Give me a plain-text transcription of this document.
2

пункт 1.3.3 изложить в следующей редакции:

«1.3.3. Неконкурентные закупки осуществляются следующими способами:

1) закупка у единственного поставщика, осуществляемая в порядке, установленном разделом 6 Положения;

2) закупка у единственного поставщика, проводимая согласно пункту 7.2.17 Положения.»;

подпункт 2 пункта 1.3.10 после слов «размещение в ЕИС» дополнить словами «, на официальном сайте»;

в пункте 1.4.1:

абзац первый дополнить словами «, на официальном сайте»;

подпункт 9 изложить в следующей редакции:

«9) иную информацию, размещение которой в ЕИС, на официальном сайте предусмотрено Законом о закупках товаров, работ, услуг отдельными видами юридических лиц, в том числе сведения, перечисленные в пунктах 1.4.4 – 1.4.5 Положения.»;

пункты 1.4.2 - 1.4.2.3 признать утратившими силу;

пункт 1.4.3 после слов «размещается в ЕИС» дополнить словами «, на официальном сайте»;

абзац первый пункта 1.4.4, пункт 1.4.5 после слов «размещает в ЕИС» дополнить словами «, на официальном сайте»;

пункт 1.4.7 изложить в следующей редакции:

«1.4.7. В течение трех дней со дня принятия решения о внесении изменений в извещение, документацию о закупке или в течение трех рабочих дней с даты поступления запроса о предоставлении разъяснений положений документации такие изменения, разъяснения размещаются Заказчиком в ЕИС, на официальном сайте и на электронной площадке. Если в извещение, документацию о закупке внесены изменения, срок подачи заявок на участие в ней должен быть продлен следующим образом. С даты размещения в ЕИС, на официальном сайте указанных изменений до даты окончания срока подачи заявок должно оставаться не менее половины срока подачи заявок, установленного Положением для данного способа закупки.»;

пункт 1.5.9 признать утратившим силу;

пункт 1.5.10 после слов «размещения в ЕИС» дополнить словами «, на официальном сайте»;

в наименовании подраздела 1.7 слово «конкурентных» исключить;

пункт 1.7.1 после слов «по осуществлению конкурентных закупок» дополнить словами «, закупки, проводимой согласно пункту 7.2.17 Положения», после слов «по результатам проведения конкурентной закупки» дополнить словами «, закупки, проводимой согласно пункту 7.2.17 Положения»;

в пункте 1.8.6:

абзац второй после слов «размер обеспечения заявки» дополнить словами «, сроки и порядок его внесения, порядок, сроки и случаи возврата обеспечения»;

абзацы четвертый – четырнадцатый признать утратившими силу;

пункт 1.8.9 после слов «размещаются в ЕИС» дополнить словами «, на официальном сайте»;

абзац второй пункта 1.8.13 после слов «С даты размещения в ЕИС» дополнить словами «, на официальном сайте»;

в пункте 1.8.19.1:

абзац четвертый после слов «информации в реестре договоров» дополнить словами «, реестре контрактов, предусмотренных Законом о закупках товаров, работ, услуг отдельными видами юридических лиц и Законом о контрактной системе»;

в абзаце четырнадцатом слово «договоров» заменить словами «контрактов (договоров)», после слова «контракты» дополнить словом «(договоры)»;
...
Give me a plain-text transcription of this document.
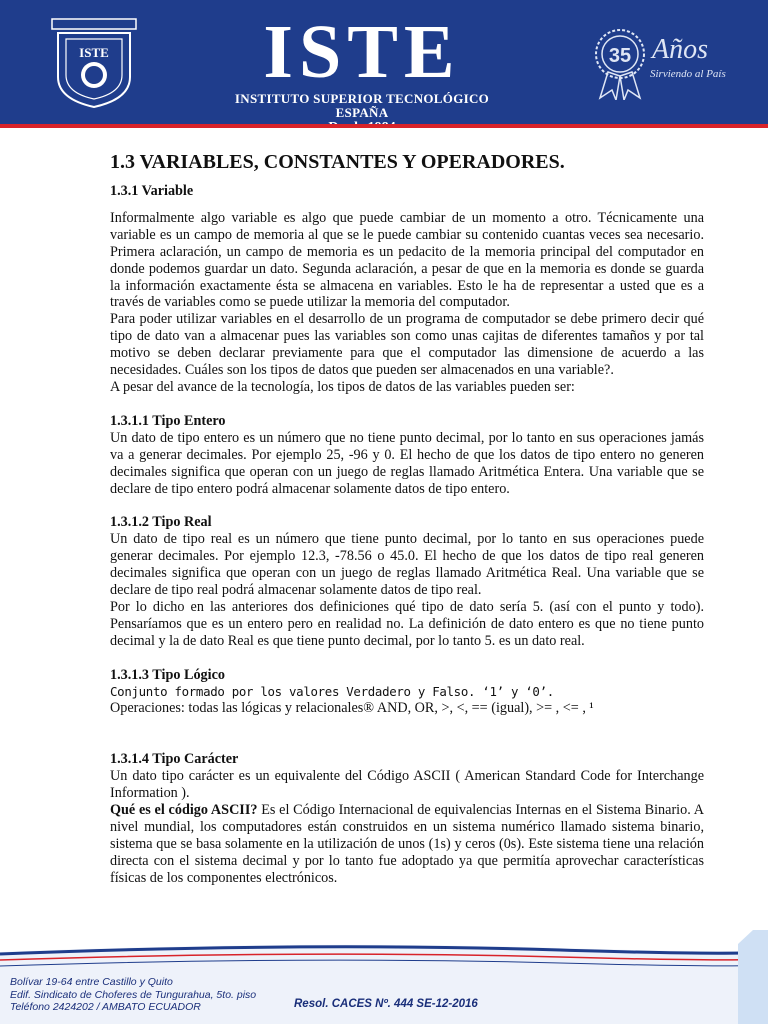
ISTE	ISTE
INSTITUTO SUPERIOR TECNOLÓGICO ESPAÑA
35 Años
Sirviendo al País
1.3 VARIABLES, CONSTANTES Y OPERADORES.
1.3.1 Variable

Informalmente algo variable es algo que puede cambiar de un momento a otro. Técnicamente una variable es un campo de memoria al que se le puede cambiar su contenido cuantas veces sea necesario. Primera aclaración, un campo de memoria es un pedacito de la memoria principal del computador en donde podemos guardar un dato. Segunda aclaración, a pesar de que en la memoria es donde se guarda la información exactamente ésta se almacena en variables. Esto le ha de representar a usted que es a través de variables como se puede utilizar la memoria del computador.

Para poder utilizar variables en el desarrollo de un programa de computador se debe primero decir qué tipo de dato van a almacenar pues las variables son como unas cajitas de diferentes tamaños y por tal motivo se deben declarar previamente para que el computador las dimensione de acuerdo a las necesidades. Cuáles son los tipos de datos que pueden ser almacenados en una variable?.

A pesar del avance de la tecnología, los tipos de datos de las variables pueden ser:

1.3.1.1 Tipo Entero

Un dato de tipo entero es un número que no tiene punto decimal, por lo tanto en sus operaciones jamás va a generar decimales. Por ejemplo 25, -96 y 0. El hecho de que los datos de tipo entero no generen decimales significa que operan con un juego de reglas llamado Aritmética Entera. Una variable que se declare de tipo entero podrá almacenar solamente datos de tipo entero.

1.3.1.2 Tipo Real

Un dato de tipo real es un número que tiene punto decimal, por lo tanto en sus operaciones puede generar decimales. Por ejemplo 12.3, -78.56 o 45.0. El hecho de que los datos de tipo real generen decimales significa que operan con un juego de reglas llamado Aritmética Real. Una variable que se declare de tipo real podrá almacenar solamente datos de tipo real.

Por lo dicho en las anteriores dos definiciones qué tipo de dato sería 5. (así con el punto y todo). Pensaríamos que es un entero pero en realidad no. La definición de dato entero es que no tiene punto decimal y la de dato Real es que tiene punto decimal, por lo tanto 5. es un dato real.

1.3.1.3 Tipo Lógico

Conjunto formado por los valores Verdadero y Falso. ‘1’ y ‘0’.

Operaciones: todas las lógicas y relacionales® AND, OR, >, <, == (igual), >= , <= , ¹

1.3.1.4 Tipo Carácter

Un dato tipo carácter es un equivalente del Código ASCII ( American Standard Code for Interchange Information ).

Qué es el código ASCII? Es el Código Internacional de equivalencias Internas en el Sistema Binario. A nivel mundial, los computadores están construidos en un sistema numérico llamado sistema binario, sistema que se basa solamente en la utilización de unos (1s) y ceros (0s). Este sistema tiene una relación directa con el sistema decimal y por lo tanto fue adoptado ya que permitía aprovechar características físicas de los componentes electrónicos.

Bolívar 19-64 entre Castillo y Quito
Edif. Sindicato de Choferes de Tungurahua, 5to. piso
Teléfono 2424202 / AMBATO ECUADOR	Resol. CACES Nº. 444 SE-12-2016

Problem details — Go through the lines above. Select every one that has the string "decimal".

Reply to the task —
Un dato de tipo entero es un número que no tiene punto decimal, por lo tanto en sus operaciones jamás va a generar decimales. Por ejemplo 25, -96 y 0. El hecho de que los datos de tipo entero no generen decimales significa que operan con un juego de reglas llamado Aritmética Entera. Una variable que se declare de tipo entero podrá almacenar solamente datos de tipo entero.
Un dato de tipo real es un número que tiene punto decimal, por lo tanto en sus operaciones puede generar decimales. Por ejemplo 12.3, -78.56 o 45.0. El hecho de que los datos de tipo real generen decimales significa que operan con un juego de reglas llamado Aritmética Real. Una variable que se declare de tipo real podrá almacenar solamente datos de tipo real.
Por lo dicho en las anteriores dos definiciones qué tipo de dato sería 5. (así con el punto y todo). Pensaríamos que es un entero pero en realidad no. La definición de dato entero es que no tiene punto decimal y la de dato Real es que tiene punto decimal, por lo tanto 5. es un dato real.
Qué es el código ASCII? Es el Código Internacional de equivalencias Internas en el Sistema Binario. A nivel mundial, los computadores están construidos en un sistema numérico llamado sistema binario, sistema que se basa solamente en la utilización de unos (1s) y ceros (0s). Este sistema tiene una relación directa con el sistema decimal y por lo tanto fue adoptado ya que permitía aprovechar características físicas de los componentes electrónicos.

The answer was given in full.